**Given problem A:** In the post about the word pissant, which writer treated the word some years back?

Piss off, Aesop?

In her latest post for Strong Language, Nancy Friedman enlightened us with some happenings of shit, which excremental theme Ben Yagoda fittingly continued in his print on bullshit. Some months back, Nancy also covered shit‘s execratory counterpart, piss, while Iva Cheung had the floor with some very unparliamentary language, including an instance of pissant (see Section 12).

For Strong Language standards, pissant is piddly. Yet the word nonetheless struck me as a curious little vulgar vermin that’s not yet crawled around these pages, though the site’s very own James Harbeck treated the word similarly some years back, which I discovered – like a pissant – just as I was finishing this post.

Piddly or repeat aside, it’s one of the (rare) times you’d actually be excused for confusing etymology with entomology, to the relief of many word historians.

**Given problem B:** From the records, return every line from the one containing "day-cell-10: 10 Sunrise: 7:06" through the one containing "day-number: 29 bbox=[24, 502, 121, 516]", both included, with no changes.

**Information shown:**
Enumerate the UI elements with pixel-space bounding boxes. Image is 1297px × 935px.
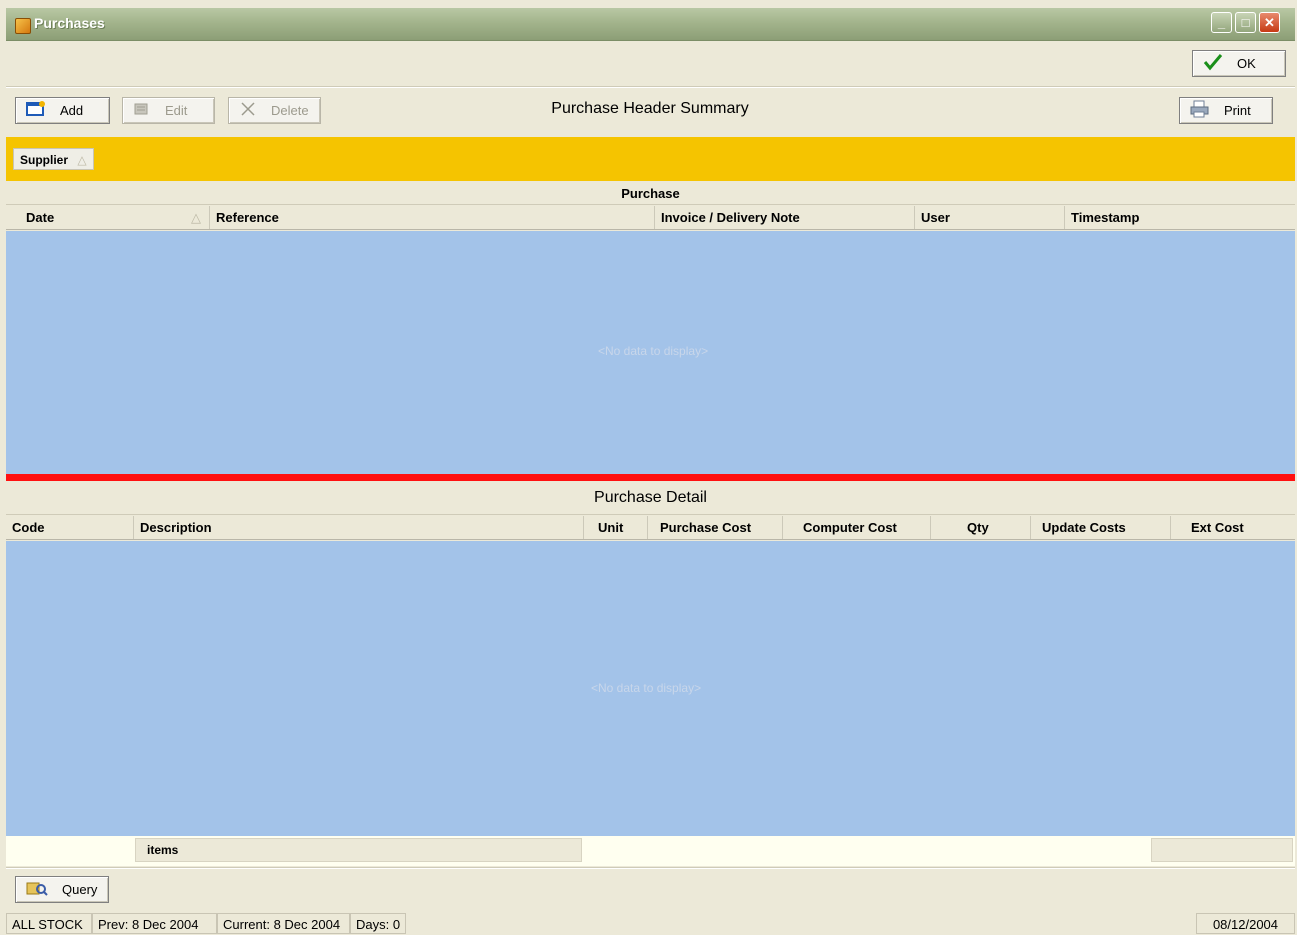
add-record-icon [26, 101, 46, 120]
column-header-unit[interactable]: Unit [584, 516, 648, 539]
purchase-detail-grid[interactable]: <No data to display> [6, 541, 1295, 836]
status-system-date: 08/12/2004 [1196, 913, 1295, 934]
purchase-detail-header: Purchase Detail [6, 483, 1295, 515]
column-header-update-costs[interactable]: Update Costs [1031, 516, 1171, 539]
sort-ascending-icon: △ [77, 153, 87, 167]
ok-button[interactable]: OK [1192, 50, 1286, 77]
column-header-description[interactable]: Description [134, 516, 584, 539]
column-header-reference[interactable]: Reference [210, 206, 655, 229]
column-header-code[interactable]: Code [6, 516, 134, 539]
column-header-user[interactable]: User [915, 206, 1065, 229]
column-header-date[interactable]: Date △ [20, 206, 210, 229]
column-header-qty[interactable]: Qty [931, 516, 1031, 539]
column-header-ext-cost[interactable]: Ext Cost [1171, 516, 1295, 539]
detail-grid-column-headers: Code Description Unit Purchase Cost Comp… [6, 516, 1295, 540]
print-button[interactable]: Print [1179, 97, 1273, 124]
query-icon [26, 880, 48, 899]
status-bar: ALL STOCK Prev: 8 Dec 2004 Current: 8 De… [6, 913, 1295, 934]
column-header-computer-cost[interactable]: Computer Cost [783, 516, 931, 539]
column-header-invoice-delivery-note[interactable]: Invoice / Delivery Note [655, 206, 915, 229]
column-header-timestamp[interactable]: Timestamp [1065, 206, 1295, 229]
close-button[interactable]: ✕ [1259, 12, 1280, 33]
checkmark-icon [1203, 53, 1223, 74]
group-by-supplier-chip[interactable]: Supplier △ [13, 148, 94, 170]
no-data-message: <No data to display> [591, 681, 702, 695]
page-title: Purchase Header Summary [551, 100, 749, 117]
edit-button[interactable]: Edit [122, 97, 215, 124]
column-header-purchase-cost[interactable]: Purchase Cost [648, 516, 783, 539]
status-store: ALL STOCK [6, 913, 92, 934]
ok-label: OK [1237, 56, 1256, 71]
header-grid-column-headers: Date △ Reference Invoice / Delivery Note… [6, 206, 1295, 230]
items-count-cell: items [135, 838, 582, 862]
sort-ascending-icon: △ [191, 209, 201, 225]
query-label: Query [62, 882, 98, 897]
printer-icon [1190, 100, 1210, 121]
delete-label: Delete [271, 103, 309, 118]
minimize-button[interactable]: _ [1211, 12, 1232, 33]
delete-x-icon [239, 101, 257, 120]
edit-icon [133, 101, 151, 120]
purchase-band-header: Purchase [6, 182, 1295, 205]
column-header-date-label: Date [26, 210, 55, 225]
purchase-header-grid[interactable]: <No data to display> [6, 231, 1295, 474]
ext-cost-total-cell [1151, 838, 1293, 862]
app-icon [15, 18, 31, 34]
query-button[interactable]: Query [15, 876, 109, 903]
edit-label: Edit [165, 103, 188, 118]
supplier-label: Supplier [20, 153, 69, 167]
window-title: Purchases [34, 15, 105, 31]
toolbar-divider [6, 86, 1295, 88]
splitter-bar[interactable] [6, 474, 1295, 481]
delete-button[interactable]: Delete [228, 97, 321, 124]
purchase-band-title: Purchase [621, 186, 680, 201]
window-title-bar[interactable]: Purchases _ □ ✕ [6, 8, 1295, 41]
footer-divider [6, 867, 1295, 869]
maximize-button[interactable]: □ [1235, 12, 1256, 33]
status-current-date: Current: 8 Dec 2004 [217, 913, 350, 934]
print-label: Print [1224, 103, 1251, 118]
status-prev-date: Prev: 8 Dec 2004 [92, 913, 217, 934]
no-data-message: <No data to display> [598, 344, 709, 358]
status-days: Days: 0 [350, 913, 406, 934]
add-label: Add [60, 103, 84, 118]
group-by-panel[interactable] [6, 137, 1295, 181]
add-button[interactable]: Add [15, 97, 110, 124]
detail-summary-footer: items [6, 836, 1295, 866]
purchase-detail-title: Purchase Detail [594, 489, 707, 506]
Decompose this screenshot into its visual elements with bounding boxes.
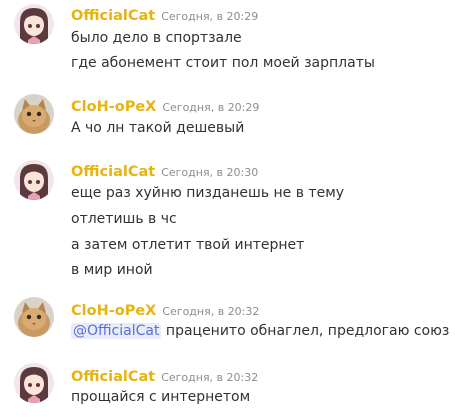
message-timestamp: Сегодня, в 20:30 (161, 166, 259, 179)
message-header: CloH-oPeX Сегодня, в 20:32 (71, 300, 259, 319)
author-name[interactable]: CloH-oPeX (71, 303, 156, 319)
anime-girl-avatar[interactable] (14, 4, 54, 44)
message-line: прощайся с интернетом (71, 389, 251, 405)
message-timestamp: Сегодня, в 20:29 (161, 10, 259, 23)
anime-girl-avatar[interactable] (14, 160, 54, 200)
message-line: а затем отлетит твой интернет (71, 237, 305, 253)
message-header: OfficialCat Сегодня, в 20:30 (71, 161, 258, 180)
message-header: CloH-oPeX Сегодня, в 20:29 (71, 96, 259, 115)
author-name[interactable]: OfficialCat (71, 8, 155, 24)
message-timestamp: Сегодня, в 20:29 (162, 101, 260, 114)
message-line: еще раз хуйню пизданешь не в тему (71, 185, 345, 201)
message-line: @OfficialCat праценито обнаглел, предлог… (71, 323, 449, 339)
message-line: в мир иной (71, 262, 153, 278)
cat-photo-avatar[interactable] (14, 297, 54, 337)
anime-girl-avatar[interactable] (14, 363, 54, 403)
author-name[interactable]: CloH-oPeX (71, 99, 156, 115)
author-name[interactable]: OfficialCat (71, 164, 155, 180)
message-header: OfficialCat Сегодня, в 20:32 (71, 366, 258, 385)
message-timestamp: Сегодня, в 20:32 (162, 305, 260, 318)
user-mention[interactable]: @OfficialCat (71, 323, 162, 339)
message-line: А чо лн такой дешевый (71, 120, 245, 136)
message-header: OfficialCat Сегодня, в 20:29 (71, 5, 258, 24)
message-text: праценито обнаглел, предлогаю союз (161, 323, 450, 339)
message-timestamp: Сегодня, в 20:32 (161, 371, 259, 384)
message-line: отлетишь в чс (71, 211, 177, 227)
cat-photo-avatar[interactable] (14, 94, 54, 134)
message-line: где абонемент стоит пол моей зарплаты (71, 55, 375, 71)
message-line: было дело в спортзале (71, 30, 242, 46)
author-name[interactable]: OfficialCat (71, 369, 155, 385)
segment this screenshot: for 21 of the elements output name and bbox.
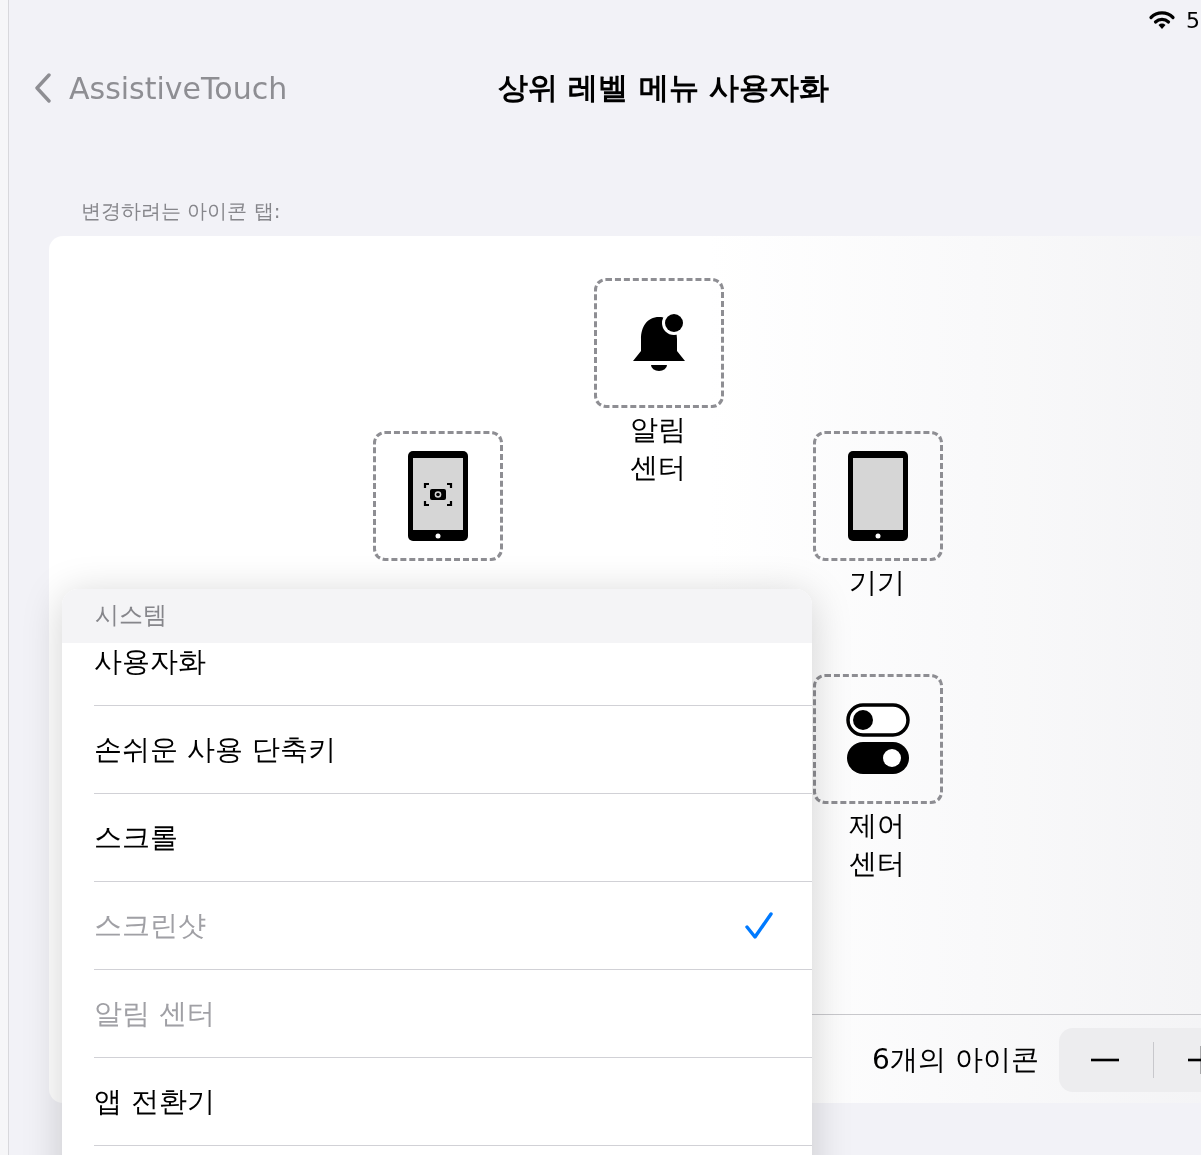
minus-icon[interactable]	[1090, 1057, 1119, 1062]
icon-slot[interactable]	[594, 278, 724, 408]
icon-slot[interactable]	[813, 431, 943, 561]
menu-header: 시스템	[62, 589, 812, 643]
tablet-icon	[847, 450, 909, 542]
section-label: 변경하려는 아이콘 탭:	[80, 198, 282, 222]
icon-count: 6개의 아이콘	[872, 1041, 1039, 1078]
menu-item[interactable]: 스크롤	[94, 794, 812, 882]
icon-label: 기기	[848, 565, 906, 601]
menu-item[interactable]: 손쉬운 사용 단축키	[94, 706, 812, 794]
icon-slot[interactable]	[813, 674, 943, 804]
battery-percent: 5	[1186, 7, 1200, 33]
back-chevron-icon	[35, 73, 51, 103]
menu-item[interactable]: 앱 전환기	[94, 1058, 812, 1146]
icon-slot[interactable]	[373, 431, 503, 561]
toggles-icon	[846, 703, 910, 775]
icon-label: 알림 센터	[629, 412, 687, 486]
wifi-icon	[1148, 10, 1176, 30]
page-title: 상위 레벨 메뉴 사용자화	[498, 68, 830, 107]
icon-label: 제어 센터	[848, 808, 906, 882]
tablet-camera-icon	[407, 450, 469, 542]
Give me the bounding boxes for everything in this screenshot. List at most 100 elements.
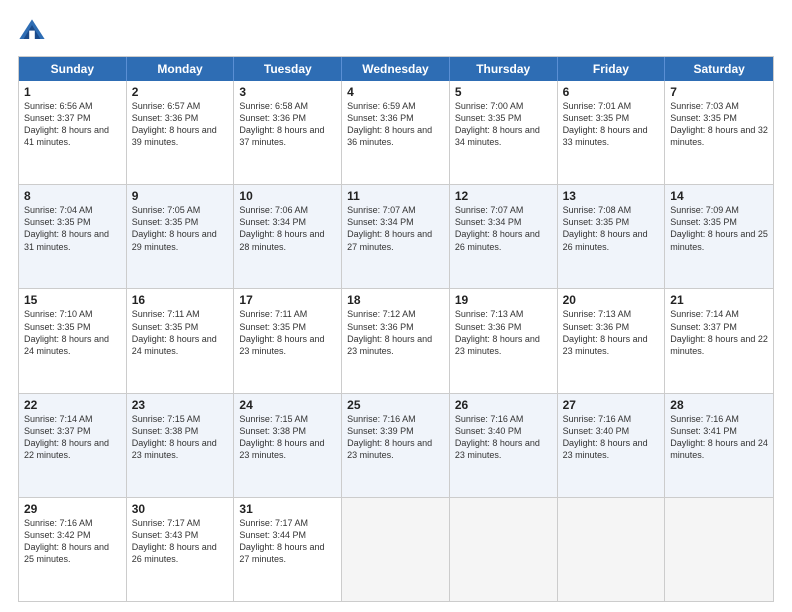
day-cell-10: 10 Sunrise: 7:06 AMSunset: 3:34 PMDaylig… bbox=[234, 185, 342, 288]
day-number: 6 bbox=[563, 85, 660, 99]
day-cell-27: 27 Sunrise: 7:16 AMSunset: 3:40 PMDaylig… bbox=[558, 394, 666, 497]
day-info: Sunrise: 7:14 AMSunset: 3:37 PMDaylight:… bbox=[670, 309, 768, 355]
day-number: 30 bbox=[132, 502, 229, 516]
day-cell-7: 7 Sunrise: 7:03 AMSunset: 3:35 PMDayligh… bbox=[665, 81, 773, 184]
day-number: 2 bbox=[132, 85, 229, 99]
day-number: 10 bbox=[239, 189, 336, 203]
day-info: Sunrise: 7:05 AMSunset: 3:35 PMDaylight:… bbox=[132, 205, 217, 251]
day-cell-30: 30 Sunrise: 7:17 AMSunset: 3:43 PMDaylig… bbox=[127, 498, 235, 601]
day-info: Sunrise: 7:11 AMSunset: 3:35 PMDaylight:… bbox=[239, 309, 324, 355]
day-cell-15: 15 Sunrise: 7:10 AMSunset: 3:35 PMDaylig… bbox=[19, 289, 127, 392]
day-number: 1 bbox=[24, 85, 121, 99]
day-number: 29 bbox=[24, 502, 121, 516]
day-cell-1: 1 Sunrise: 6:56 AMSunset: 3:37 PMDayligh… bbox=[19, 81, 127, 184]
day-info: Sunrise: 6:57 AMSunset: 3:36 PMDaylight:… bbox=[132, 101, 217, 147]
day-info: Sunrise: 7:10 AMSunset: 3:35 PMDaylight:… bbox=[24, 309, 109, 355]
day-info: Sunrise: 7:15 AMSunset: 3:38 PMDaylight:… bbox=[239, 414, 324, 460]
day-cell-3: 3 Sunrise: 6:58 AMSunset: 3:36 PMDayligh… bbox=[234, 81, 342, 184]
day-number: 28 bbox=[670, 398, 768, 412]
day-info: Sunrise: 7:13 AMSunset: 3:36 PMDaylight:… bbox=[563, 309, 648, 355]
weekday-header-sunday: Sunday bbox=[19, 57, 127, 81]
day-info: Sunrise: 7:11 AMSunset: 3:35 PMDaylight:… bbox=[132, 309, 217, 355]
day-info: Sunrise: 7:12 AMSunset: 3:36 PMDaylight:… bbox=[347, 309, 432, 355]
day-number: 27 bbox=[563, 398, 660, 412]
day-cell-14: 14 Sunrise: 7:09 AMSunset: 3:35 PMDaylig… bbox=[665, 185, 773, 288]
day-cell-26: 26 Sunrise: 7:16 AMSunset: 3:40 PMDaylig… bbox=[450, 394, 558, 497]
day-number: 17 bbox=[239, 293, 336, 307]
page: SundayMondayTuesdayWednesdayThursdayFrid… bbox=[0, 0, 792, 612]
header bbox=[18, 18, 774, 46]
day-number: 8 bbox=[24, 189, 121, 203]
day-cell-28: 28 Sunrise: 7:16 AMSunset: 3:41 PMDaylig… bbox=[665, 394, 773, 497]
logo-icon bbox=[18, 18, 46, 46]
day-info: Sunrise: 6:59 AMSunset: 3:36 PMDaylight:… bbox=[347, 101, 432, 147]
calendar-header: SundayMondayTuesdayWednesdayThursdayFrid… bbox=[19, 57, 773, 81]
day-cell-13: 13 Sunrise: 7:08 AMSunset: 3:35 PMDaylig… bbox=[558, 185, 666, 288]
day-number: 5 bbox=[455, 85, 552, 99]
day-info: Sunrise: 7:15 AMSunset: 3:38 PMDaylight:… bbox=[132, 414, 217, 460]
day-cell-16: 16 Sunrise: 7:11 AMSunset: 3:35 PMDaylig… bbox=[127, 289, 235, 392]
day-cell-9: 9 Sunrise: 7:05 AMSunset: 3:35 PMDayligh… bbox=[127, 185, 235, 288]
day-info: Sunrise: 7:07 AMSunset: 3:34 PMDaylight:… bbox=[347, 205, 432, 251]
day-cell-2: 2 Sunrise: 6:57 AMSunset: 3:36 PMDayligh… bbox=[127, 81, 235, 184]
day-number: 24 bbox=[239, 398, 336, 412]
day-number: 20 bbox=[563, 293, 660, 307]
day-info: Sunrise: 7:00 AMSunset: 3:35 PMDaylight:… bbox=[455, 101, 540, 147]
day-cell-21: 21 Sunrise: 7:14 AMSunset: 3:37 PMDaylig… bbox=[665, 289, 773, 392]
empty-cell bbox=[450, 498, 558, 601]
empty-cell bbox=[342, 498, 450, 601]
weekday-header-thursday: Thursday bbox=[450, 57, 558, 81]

**Right answer A:** James Harbeck

**Right answer B:**
day-cell-10: 10 Sunrise: 7:06 AMSunset: 3:34 PMDaylig… bbox=[234, 185, 342, 288]
day-number: 6 bbox=[563, 85, 660, 99]
day-cell-27: 27 Sunrise: 7:16 AMSunset: 3:40 PMDaylig… bbox=[558, 394, 666, 497]
day-info: Sunrise: 7:14 AMSunset: 3:37 PMDaylight:… bbox=[670, 309, 768, 355]
day-number: 30 bbox=[132, 502, 229, 516]
day-cell-7: 7 Sunrise: 7:03 AMSunset: 3:35 PMDayligh… bbox=[665, 81, 773, 184]
day-number: 2 bbox=[132, 85, 229, 99]
day-number: 10 bbox=[239, 189, 336, 203]
day-info: Sunrise: 7:05 AMSunset: 3:35 PMDaylight:… bbox=[132, 205, 217, 251]
day-cell-30: 30 Sunrise: 7:17 AMSunset: 3:43 PMDaylig… bbox=[127, 498, 235, 601]
day-info: Sunrise: 7:11 AMSunset: 3:35 PMDaylight:… bbox=[239, 309, 324, 355]
day-cell-15: 15 Sunrise: 7:10 AMSunset: 3:35 PMDaylig… bbox=[19, 289, 127, 392]
day-number: 1 bbox=[24, 85, 121, 99]
day-number: 29 bbox=[24, 502, 121, 516]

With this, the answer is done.